Your instructions -
Return each line of the records with nothing changed, pictures excepted.

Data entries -
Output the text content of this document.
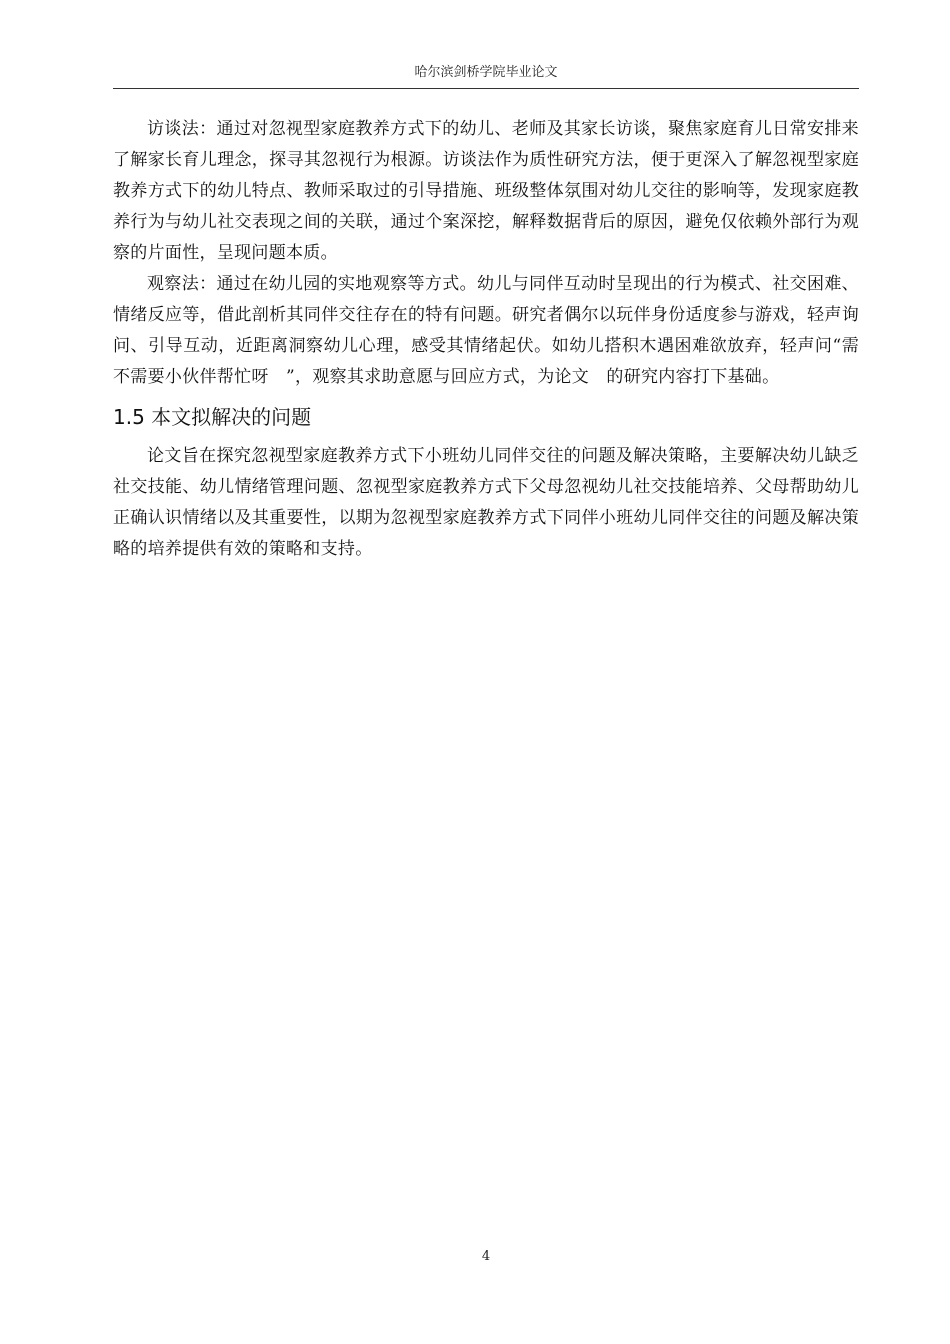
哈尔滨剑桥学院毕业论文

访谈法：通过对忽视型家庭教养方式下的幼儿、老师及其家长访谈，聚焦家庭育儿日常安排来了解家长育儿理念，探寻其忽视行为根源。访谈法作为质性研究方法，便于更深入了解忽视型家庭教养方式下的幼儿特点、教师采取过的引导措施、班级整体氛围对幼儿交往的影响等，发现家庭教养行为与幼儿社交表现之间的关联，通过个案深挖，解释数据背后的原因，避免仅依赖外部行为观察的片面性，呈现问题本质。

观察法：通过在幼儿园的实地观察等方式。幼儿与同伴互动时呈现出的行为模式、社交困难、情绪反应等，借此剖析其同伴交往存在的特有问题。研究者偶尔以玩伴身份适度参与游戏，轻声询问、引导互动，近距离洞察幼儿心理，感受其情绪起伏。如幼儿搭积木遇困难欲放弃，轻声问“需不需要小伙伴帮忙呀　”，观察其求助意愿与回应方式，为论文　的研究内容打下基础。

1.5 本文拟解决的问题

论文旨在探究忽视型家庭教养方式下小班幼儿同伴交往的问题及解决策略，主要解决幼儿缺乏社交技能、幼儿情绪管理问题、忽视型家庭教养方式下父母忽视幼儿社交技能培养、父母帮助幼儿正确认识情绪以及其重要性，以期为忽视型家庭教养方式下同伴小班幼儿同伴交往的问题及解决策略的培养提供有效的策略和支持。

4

Task response -
Output the text content of this document.
哈尔滨剑桥学院毕业论文

访谈法：通过对忽视型家庭教养方式下的幼儿、老师及其家长访谈，聚焦家庭育儿日常安排来了解家长育儿理念，探寻其忽视行为根源。访谈法作为质性研究方法，便于更深入了解忽视型家庭教养方式下的幼儿特点、教师采取过的引导措施、班级整体氛围对幼儿交往的影响等，发现家庭教养行为与幼儿社交表现之间的关联，通过个案深挖，解释数据背后的原因，避免仅依赖外部行为观察的片面性，呈现问题本质。

观察法：通过在幼儿园的实地观察等方式。幼儿与同伴互动时呈现出的行为模式、社交困难、情绪反应等，借此剖析其同伴交往存在的特有问题。研究者偶尔以玩伴身份适度参与游戏，轻声询问、引导互动，近距离洞察幼儿心理，感受其情绪起伏。如幼儿搭积木遇困难欲放弃，轻声问“需不需要小伙伴帮忙呀　”，观察其求助意愿与回应方式，为论文　的研究内容打下基础。

1.5 本文拟解决的问题

论文旨在探究忽视型家庭教养方式下小班幼儿同伴交往的问题及解决策略，主要解决幼儿缺乏社交技能、幼儿情绪管理问题、忽视型家庭教养方式下父母忽视幼儿社交技能培养、父母帮助幼儿正确认识情绪以及其重要性，以期为忽视型家庭教养方式下同伴小班幼儿同伴交往的问题及解决策略的培养提供有效的策略和支持。

4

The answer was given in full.